■ SHORT TASK ■
All lines featuring the string "title" are to be listed.

++++ EXTRACTED RECORDS ++++

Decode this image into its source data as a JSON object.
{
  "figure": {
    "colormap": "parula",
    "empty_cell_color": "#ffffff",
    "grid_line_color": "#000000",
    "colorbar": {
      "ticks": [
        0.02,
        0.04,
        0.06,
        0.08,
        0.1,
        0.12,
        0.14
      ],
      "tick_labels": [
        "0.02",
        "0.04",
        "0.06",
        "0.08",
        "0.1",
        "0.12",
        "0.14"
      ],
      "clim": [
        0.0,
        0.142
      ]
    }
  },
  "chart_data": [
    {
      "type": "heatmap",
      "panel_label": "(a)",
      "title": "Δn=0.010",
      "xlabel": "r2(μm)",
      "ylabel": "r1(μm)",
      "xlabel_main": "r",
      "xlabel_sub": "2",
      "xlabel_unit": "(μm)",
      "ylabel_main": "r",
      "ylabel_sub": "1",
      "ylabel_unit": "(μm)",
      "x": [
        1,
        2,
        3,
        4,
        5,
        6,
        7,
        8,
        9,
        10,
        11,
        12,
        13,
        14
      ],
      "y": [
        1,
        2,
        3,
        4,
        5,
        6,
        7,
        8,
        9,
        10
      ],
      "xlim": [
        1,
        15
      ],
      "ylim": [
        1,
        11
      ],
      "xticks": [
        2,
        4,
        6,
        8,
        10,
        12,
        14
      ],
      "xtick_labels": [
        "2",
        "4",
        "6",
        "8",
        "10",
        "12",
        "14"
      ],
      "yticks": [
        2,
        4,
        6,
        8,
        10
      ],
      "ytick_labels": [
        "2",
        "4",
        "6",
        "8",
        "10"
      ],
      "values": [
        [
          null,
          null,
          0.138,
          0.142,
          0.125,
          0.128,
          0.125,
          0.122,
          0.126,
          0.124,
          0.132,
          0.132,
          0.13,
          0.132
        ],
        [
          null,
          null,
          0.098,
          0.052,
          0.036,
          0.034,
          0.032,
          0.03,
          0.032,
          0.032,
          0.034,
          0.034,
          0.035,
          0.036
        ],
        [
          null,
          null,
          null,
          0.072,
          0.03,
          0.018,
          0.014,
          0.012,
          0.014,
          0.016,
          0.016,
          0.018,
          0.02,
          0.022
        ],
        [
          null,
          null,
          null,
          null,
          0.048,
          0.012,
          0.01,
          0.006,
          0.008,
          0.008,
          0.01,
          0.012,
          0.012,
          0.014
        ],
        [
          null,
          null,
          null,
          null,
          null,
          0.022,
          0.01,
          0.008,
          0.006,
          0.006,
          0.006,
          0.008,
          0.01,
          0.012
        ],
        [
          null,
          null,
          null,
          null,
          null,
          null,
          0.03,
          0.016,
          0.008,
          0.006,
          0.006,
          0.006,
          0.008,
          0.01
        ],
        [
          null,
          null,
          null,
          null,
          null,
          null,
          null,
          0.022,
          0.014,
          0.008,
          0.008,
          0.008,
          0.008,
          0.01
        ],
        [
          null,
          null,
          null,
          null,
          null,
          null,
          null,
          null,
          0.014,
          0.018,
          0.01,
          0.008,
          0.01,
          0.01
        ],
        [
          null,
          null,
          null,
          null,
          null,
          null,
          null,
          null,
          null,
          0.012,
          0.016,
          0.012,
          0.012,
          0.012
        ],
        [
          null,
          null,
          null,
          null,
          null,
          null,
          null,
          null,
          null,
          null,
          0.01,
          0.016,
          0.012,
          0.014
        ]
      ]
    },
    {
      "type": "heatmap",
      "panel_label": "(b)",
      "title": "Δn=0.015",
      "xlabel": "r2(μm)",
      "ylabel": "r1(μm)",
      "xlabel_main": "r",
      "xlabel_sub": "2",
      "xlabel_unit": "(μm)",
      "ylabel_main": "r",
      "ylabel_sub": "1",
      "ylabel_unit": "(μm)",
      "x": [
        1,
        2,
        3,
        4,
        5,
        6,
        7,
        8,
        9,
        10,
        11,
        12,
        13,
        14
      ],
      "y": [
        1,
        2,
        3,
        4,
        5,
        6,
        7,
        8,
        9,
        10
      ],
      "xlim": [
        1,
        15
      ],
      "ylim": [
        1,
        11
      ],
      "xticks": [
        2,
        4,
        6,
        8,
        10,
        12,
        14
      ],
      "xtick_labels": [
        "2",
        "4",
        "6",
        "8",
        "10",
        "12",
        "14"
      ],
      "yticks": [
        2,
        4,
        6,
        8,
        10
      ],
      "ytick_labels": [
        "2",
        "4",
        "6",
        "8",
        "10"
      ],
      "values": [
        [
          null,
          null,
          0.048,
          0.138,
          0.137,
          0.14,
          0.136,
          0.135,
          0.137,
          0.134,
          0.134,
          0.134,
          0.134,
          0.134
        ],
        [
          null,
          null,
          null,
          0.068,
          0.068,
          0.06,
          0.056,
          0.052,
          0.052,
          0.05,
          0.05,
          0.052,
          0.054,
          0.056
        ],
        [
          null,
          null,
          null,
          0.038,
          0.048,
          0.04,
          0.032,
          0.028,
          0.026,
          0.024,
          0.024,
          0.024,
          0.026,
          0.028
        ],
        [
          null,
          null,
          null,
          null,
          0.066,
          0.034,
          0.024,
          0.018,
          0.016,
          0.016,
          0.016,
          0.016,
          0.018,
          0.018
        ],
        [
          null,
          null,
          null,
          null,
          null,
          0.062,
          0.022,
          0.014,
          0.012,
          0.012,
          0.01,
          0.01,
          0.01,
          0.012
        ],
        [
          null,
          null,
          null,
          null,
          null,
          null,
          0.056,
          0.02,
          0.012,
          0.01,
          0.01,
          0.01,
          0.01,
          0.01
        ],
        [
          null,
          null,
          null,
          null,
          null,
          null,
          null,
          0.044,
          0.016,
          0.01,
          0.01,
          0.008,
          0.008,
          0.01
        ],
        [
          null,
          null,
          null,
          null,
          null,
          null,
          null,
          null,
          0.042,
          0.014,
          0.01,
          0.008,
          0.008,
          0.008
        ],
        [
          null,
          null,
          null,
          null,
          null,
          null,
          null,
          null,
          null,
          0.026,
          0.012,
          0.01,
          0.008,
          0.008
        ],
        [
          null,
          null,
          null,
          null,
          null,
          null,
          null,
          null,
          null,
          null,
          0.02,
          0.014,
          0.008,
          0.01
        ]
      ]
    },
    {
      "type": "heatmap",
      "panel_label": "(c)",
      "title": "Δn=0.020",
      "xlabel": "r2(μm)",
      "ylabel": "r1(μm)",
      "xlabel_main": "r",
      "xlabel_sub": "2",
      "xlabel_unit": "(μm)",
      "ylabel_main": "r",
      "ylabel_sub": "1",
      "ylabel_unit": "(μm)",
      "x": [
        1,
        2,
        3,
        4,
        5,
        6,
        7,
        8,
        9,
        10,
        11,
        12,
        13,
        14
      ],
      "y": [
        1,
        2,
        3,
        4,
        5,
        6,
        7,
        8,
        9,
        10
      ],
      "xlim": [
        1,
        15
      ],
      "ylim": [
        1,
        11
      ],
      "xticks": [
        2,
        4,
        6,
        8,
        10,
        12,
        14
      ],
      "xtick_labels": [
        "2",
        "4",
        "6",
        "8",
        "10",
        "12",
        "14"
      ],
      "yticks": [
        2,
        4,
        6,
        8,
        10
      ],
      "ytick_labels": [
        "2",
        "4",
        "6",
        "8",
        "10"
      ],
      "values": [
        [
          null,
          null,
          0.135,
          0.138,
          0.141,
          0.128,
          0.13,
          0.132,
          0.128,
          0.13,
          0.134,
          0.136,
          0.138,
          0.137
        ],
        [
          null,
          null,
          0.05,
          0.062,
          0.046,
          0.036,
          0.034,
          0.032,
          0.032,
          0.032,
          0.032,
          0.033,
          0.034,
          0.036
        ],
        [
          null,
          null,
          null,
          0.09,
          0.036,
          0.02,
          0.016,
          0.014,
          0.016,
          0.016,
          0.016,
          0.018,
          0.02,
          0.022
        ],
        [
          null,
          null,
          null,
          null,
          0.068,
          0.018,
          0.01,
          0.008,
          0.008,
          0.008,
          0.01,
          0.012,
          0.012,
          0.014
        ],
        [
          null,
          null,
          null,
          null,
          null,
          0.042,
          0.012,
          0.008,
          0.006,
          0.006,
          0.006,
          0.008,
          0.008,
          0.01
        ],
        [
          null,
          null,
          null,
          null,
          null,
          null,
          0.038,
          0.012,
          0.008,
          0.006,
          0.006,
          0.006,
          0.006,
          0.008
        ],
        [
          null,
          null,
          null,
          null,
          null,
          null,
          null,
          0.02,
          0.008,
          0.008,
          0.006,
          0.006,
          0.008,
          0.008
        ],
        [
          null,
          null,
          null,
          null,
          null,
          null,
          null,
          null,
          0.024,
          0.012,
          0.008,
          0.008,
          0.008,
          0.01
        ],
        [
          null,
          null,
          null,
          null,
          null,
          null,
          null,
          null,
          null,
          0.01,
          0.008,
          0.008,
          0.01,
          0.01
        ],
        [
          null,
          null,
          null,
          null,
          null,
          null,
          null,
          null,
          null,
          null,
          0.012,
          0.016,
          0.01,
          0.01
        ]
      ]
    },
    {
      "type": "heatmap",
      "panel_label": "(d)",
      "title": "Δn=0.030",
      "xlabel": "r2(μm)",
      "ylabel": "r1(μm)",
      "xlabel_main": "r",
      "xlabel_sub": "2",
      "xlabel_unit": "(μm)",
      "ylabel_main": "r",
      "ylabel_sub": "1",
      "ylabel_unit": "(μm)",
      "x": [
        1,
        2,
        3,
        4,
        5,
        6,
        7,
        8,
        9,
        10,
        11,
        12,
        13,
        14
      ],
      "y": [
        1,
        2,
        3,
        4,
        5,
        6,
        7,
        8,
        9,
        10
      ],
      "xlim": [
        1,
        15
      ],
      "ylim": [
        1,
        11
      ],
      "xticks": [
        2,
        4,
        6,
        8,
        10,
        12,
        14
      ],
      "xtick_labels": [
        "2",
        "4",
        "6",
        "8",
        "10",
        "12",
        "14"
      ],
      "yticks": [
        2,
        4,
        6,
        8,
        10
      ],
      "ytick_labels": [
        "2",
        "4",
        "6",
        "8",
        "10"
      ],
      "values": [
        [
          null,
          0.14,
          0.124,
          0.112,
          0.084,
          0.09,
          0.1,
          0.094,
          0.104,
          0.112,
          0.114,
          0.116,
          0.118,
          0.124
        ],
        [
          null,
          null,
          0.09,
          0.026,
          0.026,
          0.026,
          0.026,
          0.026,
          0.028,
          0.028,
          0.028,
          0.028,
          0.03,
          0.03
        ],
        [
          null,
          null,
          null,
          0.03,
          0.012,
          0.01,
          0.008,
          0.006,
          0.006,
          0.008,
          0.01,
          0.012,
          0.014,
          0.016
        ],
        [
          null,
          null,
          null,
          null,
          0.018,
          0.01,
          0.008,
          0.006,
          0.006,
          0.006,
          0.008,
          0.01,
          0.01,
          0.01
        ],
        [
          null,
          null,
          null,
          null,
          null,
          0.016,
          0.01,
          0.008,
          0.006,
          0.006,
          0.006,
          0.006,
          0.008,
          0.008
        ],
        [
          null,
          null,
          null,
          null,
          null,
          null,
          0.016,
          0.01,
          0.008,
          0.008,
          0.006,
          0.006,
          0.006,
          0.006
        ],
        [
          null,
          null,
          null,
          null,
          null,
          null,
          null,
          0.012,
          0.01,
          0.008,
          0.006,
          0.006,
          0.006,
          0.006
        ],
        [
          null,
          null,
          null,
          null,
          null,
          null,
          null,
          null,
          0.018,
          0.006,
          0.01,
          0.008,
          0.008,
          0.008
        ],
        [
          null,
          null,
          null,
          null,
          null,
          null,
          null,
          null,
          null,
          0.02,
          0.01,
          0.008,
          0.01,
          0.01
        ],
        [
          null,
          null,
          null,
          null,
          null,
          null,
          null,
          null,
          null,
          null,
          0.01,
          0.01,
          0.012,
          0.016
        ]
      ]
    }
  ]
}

++++

■ SOLUTION TO THIS PROBLEM ■
      "title": "Δn=0.010",
      "title": "Δn=0.015",
      "title": "Δn=0.020",
      "title": "Δn=0.030",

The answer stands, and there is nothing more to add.